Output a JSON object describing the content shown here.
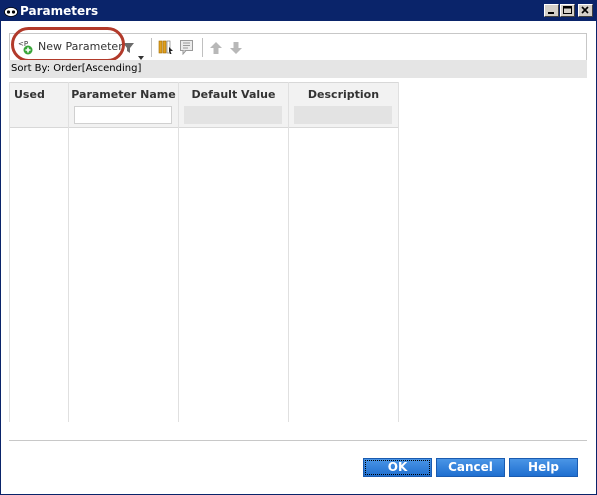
{
  "window": {
    "title": "Parameters"
  },
  "toolbar": {
    "new_parameter_label": "New Parameter"
  },
  "sort": {
    "text": "Sort By: Order[Ascending]"
  },
  "grid": {
    "columns": [
      "Used",
      "Parameter Name",
      "Default Value",
      "Description"
    ]
  },
  "buttons": {
    "ok": "OK",
    "cancel": "Cancel",
    "help": "Help"
  },
  "colors": {
    "titlebar": "#0a246a",
    "button": "#1f6fd0",
    "highlight": "#b23a2a"
  },
  "icons": [
    "app-icon",
    "minimize-icon",
    "maximize-icon",
    "close-icon",
    "new-parameter-icon",
    "filter-icon",
    "dropdown-arrow-icon",
    "select-columns-icon",
    "comment-icon",
    "move-up-icon",
    "move-down-icon"
  ]
}
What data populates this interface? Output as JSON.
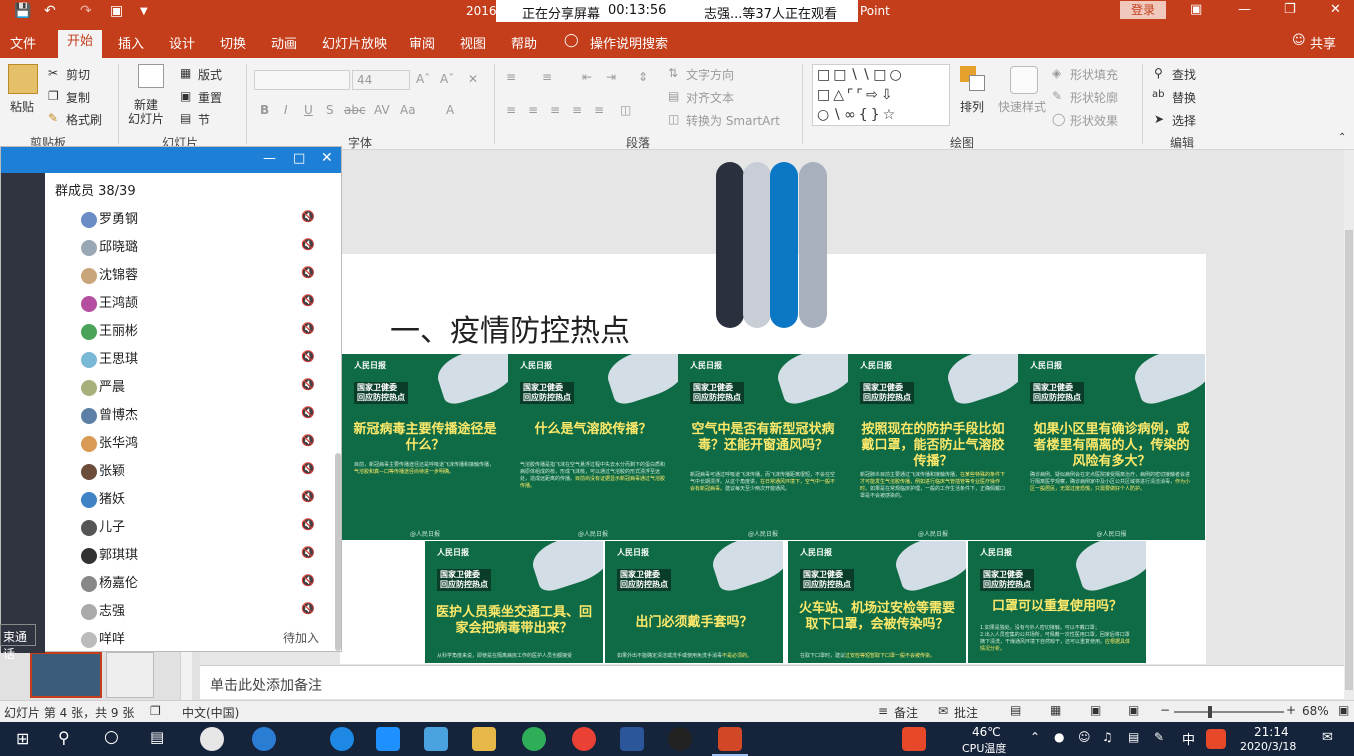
{
  "titlebar": {
    "title_fragment_left": "2016",
    "title_fragment_right": "Point",
    "login": "登录"
  },
  "share_banner": {
    "status": "正在分享屏幕",
    "timer": "00:13:56",
    "viewers": "志强...等37人正在观看"
  },
  "menu": {
    "items": [
      "文件",
      "开始",
      "插入",
      "设计",
      "切换",
      "动画",
      "幻灯片放映",
      "审阅",
      "视图",
      "帮助",
      "操作说明搜索"
    ],
    "share": "共享"
  },
  "ribbon": {
    "clipboard": {
      "paste": "粘贴",
      "cut": "剪切",
      "copy": "复制",
      "format_painter": "格式刷",
      "group": "剪贴板"
    },
    "slides": {
      "new_slide": "新建\n幻灯片",
      "layout": "版式",
      "reset": "重置",
      "section": "节",
      "group": "幻灯片"
    },
    "font": {
      "size": "44",
      "group": "字体",
      "buttons": [
        "B",
        "I",
        "U",
        "S",
        "abc",
        "AV",
        "Aa",
        "A"
      ]
    },
    "paragraph": {
      "text_direction": "文字方向",
      "align_text": "对齐文本",
      "smartart": "转换为 SmartArt",
      "group": "段落"
    },
    "drawing": {
      "arrange": "排列",
      "quick_styles": "快速样式",
      "shape_fill": "形状填充",
      "shape_outline": "形状轮廓",
      "shape_effects": "形状效果",
      "group": "绘图"
    },
    "editing": {
      "find": "查找",
      "replace": "替换",
      "select": "选择",
      "group": "编辑"
    }
  },
  "slide": {
    "title": "一、疫情防控热点",
    "posters": [
      {
        "logo": "人民日报",
        "header": "国家卫健委\n回应防控热点",
        "question": "新冠病毒主要传播途径是什么？",
        "body": "目前，新冠病毒主要传播途径还是呼吸道飞沫传播和接触传播，",
        "highlight": "气溶胶和粪—口等传播途径尚待进一步明确。"
      },
      {
        "logo": "人民日报",
        "header": "国家卫健委\n回应防控热点",
        "question": "什么是气溶胶传播？",
        "body": "气溶胶传播是指飞沫在空气悬浮过程中失去水分而剩下的蛋白质和病原体组成的核，形成飞沫核，可以通过气溶胶的形式漂浮至远处，造成远距离的传播。",
        "highlight": "目前尚没有证据显示新冠病毒通过气溶胶传播。"
      },
      {
        "logo": "人民日报",
        "header": "国家卫健委\n回应防控热点",
        "question": "空气中是否有新型冠状病毒？还能开窗通风吗？",
        "body": "新冠病毒可通过呼吸道飞沫传播，而飞沫传播距离很短，不会在空气中长期漂浮。从这个角度讲，",
        "highlight": "在日常通风环境下，空气中一般不会有新冠病毒。",
        "body2": "建议每天至少两次开窗通风。"
      },
      {
        "logo": "人民日报",
        "header": "国家卫健委\n回应防控热点",
        "question": "按照现在的防护手段比如戴口罩，能否防止气溶胶传播？",
        "body": "新冠肺炎目前主要通过飞沫传播和接触传播，",
        "highlight": "在某些特殊的条件下才可能发生气溶胶传播，例如进行临床气管插管等专业医疗操作时。",
        "body2": "如果是在常规临床护理，一般的工作生活条件下，正确佩戴口罩是不会被感染的。"
      },
      {
        "logo": "人民日报",
        "header": "国家卫健委\n回应防控热点",
        "question": "如果小区里有确诊病例，或者楼里有隔离的人，传染的风险有多大？",
        "body": "确诊病例、疑似病例会在定点医院接受隔离治疗，病例的密切接触者会进行隔离医学观察，确诊病例家中及小区公共区域将进行清洁消毒，",
        "highlight": "作为小区一般居民，无需过度恐慌，只需要做好个人防护。"
      },
      {
        "logo": "人民日报",
        "header": "国家卫健委\n回应防控热点",
        "question": "医护人员乘坐交通工具、回家会把病毒带出来？",
        "body": "从科学角度来说，即使是在隔离病房工作的医护人员也都接受"
      },
      {
        "logo": "人民日报",
        "header": "国家卫健委\n回应防控热点",
        "question": "出门必须戴手套吗？",
        "highlight": "不是必须的。",
        "body": "如果外出不能确定清洁或洗手或使用免洗手消毒"
      },
      {
        "logo": "人民日报",
        "header": "国家卫健委\n回应防控热点",
        "question": "火车站、机场过安检等需要取下口罩，会被传染吗？",
        "highlight": "过安检等短暂取下口罩一般不会被传染。",
        "body": "在取下口罩时，建议"
      },
      {
        "logo": "人民日报",
        "header": "国家卫健委\n回应防控热点",
        "question": "口罩可以重复使用吗？",
        "highlight": "应根据具体情况分析。",
        "body": "1.如果是独处，没有与外人密切接触，可以不戴口罩；\n2.出入人员密集的公共场所，可佩戴一次性医用口罩，回家后将口罩摘下清洗，干燥通风环境下自然晾干，还可以重复使用。"
      }
    ],
    "poster_footer": "@人民日报"
  },
  "notes_placeholder": "单击此处添加备注",
  "chat": {
    "member_count": "群成员 38/39",
    "members": [
      {
        "name": "罗勇钢",
        "color": "#6a8cc7"
      },
      {
        "name": "邱晓璐",
        "color": "#9aa7b5"
      },
      {
        "name": "沈锦蓉",
        "color": "#c9a67a"
      },
      {
        "name": "王鸿颉",
        "color": "#b44ea0"
      },
      {
        "name": "王丽彬",
        "color": "#4ba35a"
      },
      {
        "name": "王思琪",
        "color": "#7ab8d8"
      },
      {
        "name": "严晨",
        "color": "#a7b07a"
      },
      {
        "name": "曾博杰",
        "color": "#5b7fa6"
      },
      {
        "name": "张华鸿",
        "color": "#d99a55"
      },
      {
        "name": "张颖",
        "color": "#6b4d3a"
      },
      {
        "name": "猪妖",
        "color": "#3f83c4"
      },
      {
        "name": "儿子",
        "color": "#555555"
      },
      {
        "name": "郭琪琪",
        "color": "#333333"
      },
      {
        "name": "杨嘉伦",
        "color": "#888888"
      },
      {
        "name": "志强",
        "color": "#aaaaaa"
      },
      {
        "name": "咩咩",
        "color": "#bbbbbb",
        "status": "待加入"
      }
    ],
    "call_label": "束通话"
  },
  "statusbar": {
    "slide_info": "幻灯片 第 4 张，共 9 张",
    "language": "中文(中国)",
    "notes": "备注",
    "comments": "批注",
    "zoom": "68%"
  },
  "taskbar": {
    "temperature": "46℃",
    "cpu_label": "CPU温度",
    "ime": "中",
    "time": "21:14",
    "date": "2020/3/18"
  },
  "decor_bars": [
    "#2a303d",
    "#c9ced6",
    "#0a78c4",
    "#a9b0bd"
  ]
}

- [Aim of the exercise] Collect each line of the entries that has the word "question", copying it in full.

- [Result]
        "question": "新冠病毒主要传播途径是什么？",
        "question": "什么是气溶胶传播？",
        "question": "空气中是否有新型冠状病毒？还能开窗通风吗？",
        "question": "按照现在的防护手段比如戴口罩，能否防止气溶胶传播？",
        "question": "如果小区里有确诊病例，或者楼里有隔离的人，传染的风险有多大？",
        "question": "医护人员乘坐交通工具、回家会把病毒带出来？",
        "question": "出门必须戴手套吗？",
        "question": "火车站、机场过安检等需要取下口罩，会被传染吗？",
        "question": "口罩可以重复使用吗？",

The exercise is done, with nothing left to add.